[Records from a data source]
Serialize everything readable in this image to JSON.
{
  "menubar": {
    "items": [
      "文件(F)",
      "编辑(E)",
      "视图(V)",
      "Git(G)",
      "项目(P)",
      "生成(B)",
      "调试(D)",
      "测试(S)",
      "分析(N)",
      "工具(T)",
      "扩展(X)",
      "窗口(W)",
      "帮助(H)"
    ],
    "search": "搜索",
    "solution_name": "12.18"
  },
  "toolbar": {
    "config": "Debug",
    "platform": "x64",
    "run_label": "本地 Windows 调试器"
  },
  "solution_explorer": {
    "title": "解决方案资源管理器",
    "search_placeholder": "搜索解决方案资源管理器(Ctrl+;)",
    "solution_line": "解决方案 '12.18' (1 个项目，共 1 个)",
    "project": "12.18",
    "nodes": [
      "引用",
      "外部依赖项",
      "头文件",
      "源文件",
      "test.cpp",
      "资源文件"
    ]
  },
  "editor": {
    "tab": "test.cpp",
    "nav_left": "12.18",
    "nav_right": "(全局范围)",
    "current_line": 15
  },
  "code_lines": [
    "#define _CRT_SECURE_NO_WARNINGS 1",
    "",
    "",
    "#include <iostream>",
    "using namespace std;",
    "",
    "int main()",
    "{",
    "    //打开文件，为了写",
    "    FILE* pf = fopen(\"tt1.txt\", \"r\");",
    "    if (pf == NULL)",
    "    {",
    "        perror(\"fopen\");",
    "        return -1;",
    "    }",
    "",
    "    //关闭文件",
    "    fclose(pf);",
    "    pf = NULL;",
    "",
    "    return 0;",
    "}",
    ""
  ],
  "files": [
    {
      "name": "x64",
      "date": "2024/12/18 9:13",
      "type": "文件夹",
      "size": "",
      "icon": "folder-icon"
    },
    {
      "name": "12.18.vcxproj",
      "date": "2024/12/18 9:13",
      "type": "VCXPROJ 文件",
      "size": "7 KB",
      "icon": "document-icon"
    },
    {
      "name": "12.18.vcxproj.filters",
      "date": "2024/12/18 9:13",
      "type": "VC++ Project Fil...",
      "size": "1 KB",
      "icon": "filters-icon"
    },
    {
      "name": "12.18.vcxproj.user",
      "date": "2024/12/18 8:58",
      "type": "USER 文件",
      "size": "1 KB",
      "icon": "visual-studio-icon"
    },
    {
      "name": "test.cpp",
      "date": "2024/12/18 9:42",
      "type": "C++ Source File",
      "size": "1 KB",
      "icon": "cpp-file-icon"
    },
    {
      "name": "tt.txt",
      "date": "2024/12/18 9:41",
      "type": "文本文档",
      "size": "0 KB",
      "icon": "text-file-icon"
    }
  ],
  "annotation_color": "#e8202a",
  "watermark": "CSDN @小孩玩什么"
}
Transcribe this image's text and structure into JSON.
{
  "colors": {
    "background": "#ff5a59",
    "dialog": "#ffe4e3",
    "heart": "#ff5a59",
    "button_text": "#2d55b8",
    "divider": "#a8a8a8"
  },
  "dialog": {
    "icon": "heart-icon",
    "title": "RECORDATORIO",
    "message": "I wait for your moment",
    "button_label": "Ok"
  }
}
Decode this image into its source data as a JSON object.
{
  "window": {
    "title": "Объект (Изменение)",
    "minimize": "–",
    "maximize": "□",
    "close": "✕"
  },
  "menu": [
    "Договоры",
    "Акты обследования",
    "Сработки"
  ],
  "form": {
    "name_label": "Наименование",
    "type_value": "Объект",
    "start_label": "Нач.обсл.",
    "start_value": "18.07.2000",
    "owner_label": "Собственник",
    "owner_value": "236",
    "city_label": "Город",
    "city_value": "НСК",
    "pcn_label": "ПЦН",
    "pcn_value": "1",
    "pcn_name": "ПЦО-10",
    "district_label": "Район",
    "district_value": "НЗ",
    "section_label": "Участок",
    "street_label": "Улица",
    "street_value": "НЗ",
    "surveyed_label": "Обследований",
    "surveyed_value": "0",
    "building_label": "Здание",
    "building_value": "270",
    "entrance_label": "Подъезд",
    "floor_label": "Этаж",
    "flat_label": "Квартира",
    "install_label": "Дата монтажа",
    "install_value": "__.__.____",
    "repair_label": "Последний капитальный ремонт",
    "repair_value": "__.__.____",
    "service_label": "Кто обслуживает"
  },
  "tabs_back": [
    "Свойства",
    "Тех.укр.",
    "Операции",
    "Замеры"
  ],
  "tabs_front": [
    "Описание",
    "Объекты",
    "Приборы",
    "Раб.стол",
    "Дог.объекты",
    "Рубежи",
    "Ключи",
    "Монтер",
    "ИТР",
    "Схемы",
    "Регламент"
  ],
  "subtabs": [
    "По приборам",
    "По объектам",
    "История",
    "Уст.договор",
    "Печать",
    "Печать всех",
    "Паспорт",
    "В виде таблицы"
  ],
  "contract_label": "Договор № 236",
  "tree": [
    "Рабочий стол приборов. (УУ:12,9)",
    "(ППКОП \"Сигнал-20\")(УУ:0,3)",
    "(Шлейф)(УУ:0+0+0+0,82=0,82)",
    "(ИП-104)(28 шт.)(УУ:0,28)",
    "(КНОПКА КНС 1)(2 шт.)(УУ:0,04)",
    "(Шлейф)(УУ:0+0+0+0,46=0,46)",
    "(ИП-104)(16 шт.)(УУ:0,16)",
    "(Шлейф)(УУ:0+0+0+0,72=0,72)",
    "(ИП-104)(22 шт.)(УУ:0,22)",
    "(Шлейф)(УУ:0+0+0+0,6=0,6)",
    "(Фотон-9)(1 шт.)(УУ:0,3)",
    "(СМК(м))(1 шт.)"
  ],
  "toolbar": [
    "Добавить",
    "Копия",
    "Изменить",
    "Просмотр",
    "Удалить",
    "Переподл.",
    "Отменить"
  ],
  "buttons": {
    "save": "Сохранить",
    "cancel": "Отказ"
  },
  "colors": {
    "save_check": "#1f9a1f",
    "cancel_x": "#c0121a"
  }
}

To be done: Retype all of the material, keeping each line exact.

Result of the task:
Serialize everything readable in this image to JSON.
{
  "menubar": {
    "items": [
      "文件(F)",
      "编辑(E)",
      "视图(V)",
      "Git(G)",
      "项目(P)",
      "生成(B)",
      "调试(D)",
      "测试(S)",
      "分析(N)",
      "工具(T)",
      "扩展(X)",
      "窗口(W)",
      "帮助(H)"
    ],
    "search": "搜索",
    "solution_name": "12.18"
  },
  "toolbar": {
    "config": "Debug",
    "platform": "x64",
    "run_label": "本地 Windows 调试器"
  },
  "solution_explorer": {
    "title": "解决方案资源管理器",
    "search_placeholder": "搜索解决方案资源管理器(Ctrl+;)",
    "solution_line": "解决方案 '12.18' (1 个项目，共 1 个)",
    "project": "12.18",
    "nodes": [
      "引用",
      "外部依赖项",
      "头文件",
      "源文件",
      "test.cpp",
      "资源文件"
    ]
  },
  "editor": {
    "tab": "test.cpp",
    "nav_left": "12.18",
    "nav_right": "(全局范围)",
    "current_line": 15
  },
  "code_lines": [
    "#define _CRT_SECURE_NO_WARNINGS 1",
    "",
    "",
    "#include <iostream>",
    "using namespace std;",
    "",
    "int main()",
    "{",
    "    //打开文件，为了写",
    "    FILE* pf = fopen(\"tt1.txt\", \"r\");",
    "    if (pf == NULL)",
    "    {",
    "        perror(\"fopen\");",
    "        return -1;",
    "    }",
    "",
    "    //关闭文件",
    "    fclose(pf);",
    "    pf = NULL;",
    "",
    "    return 0;",
    "}",
    ""
  ],
  "files": [
    {
      "name": "x64",
      "date": "2024/12/18 9:13",
      "type": "文件夹",
      "size": "",
      "icon": "folder-icon"
    },
    {
      "name": "12.18.vcxproj",
      "date": "2024/12/18 9:13",
      "type": "VCXPROJ 文件",
      "size": "7 KB",
      "icon": "document-icon"
    },
    {
      "name": "12.18.vcxproj.filters",
      "date": "2024/12/18 9:13",
      "type": "VC++ Project Fil...",
      "size": "1 KB",
      "icon": "filters-icon"
    },
    {
      "name": "12.18.vcxproj.user",
      "date": "2024/12/18 8:58",
      "type": "USER 文件",
      "size": "1 KB",
      "icon": "visual-studio-icon"
    },
    {
      "name": "test.cpp",
      "date": "2024/12/18 9:42",
      "type": "C++ Source File",
      "size": "1 KB",
      "icon": "cpp-file-icon"
    },
    {
      "name": "tt.txt",
      "date": "2024/12/18 9:41",
      "type": "文本文档",
      "size": "0 KB",
      "icon": "text-file-icon"
    }
  ],
  "annotation_color": "#e8202a",
  "watermark": "CSDN @小孩玩什么"
}
Transcribe this image's text and structure into JSON.
{
  "colors": {
    "background": "#ff5a59",
    "dialog": "#ffe4e3",
    "heart": "#ff5a59",
    "button_text": "#2d55b8",
    "divider": "#a8a8a8"
  },
  "dialog": {
    "icon": "heart-icon",
    "title": "RECORDATORIO",
    "message": "I wait for your moment",
    "button_label": "Ok"
  }
}
Decode this image into its source data as a JSON object.
{
  "window": {
    "title": "Объект (Изменение)",
    "minimize": "–",
    "maximize": "□",
    "close": "✕"
  },
  "menu": [
    "Договоры",
    "Акты обследования",
    "Сработки"
  ],
  "form": {
    "name_label": "Наименование",
    "type_value": "Объект",
    "start_label": "Нач.обсл.",
    "start_value": "18.07.2000",
    "owner_label": "Собственник",
    "owner_value": "236",
    "city_label": "Город",
    "city_value": "НСК",
    "pcn_label": "ПЦН",
    "pcn_value": "1",
    "pcn_name": "ПЦО-10",
    "district_label": "Район",
    "district_value": "НЗ",
    "section_label": "Участок",
    "street_label": "Улица",
    "street_value": "НЗ",
    "surveyed_label": "Обследований",
    "surveyed_value": "0",
    "building_label": "Здание",
    "building_value": "270",
    "entrance_label": "Подъезд",
    "floor_label": "Этаж",
    "flat_label": "Квартира",
    "install_label": "Дата монтажа",
    "install_value": "__.__.____",
    "repair_label": "Последний капитальный ремонт",
    "repair_value": "__.__.____",
    "service_label": "Кто обслуживает"
  },
  "tabs_back": [
    "Свойства",
    "Тех.укр.",
    "Операции",
    "Замеры"
  ],
  "tabs_front": [
    "Описание",
    "Объекты",
    "Приборы",
    "Раб.стол",
    "Дог.объекты",
    "Рубежи",
    "Ключи",
    "Монтер",
    "ИТР",
    "Схемы",
    "Регламент"
  ],
  "subtabs": [
    "По приборам",
    "По объектам",
    "История",
    "Уст.договор",
    "Печать",
    "Печать всех",
    "Паспорт",
    "В виде таблицы"
  ],
  "contract_label": "Договор № 236",
  "tree": [
    "Рабочий стол приборов. (УУ:12,9)",
    "(ППКОП \"Сигнал-20\")(УУ:0,3)",
    "(Шлейф)(УУ:0+0+0+0,82=0,82)",
    "(ИП-104)(28 шт.)(УУ:0,28)",
    "(КНОПКА КНС 1)(2 шт.)(УУ:0,04)",
    "(Шлейф)(УУ:0+0+0+0,46=0,46)",
    "(ИП-104)(16 шт.)(УУ:0,16)",
    "(Шлейф)(УУ:0+0+0+0,72=0,72)",
    "(ИП-104)(22 шт.)(УУ:0,22)",
    "(Шлейф)(УУ:0+0+0+0,6=0,6)",
    "(Фотон-9)(1 шт.)(УУ:0,3)",
    "(СМК(м))(1 шт.)"
  ],
  "toolbar": [
    "Добавить",
    "Копия",
    "Изменить",
    "Просмотр",
    "Удалить",
    "Переподл.",
    "Отменить"
  ],
  "buttons": {
    "save": "Сохранить",
    "cancel": "Отказ"
  },
  "colors": {
    "save_check": "#1f9a1f",
    "cancel_x": "#c0121a"
  }
}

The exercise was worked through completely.